(Boxed element lines)
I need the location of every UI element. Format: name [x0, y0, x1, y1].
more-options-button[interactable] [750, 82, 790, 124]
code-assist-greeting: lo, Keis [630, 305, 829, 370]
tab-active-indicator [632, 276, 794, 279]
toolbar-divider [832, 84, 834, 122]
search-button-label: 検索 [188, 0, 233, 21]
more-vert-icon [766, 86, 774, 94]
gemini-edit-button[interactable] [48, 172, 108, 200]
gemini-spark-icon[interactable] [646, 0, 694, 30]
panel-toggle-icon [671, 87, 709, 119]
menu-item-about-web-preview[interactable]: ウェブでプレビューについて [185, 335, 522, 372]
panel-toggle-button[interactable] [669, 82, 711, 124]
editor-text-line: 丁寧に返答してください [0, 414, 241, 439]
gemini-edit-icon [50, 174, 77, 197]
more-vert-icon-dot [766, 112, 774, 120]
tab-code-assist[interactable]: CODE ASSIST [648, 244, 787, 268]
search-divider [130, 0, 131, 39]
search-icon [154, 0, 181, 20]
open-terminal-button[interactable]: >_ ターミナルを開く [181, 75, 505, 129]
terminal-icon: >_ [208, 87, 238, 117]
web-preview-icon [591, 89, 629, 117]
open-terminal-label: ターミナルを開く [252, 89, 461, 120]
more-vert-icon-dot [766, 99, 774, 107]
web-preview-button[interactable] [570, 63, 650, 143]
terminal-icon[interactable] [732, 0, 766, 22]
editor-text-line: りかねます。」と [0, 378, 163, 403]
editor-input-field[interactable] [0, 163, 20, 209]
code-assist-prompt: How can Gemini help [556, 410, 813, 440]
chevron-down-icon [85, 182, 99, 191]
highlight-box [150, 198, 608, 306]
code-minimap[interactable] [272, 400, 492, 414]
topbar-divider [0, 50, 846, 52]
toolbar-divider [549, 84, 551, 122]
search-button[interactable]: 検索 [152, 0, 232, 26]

• [Exercise goal]: Rewrite the lines above, changing "toolbar-divider" to "toolbar-separator" wherever it occurs and leaving everything else as it is.

• [Solution below]:
I need the location of every UI element. Format: name [x0, y0, x1, y1].
more-options-button[interactable] [750, 82, 790, 124]
code-assist-greeting: lo, Keis [630, 305, 829, 370]
tab-active-indicator [632, 276, 794, 279]
toolbar-separator [832, 84, 834, 122]
search-button-label: 検索 [188, 0, 233, 21]
more-vert-icon [766, 86, 774, 94]
gemini-edit-button[interactable] [48, 172, 108, 200]
gemini-spark-icon[interactable] [646, 0, 694, 30]
panel-toggle-icon [671, 87, 709, 119]
menu-item-about-web-preview[interactable]: ウェブでプレビューについて [185, 335, 522, 372]
panel-toggle-button[interactable] [669, 82, 711, 124]
editor-text-line: 丁寧に返答してください [0, 414, 241, 439]
gemini-edit-icon [50, 174, 77, 197]
more-vert-icon-dot [766, 112, 774, 120]
tab-code-assist[interactable]: CODE ASSIST [648, 244, 787, 268]
search-divider [130, 0, 131, 39]
search-icon [154, 0, 181, 20]
open-terminal-button[interactable]: >_ ターミナルを開く [181, 75, 505, 129]
terminal-icon: >_ [208, 87, 238, 117]
web-preview-icon [591, 89, 629, 117]
open-terminal-label: ターミナルを開く [252, 89, 461, 120]
more-vert-icon-dot [766, 99, 774, 107]
web-preview-button[interactable] [570, 63, 650, 143]
terminal-icon[interactable] [732, 0, 766, 22]
editor-text-line: りかねます。」と [0, 378, 163, 403]
editor-input-field[interactable] [0, 163, 20, 209]
code-assist-prompt: How can Gemini help [556, 410, 813, 440]
chevron-down-icon [85, 182, 99, 191]
highlight-box [150, 198, 608, 306]
code-minimap[interactable] [272, 400, 492, 414]
topbar-divider [0, 50, 846, 52]
toolbar-separator [549, 84, 551, 122]
search-button[interactable]: 検索 [152, 0, 232, 26]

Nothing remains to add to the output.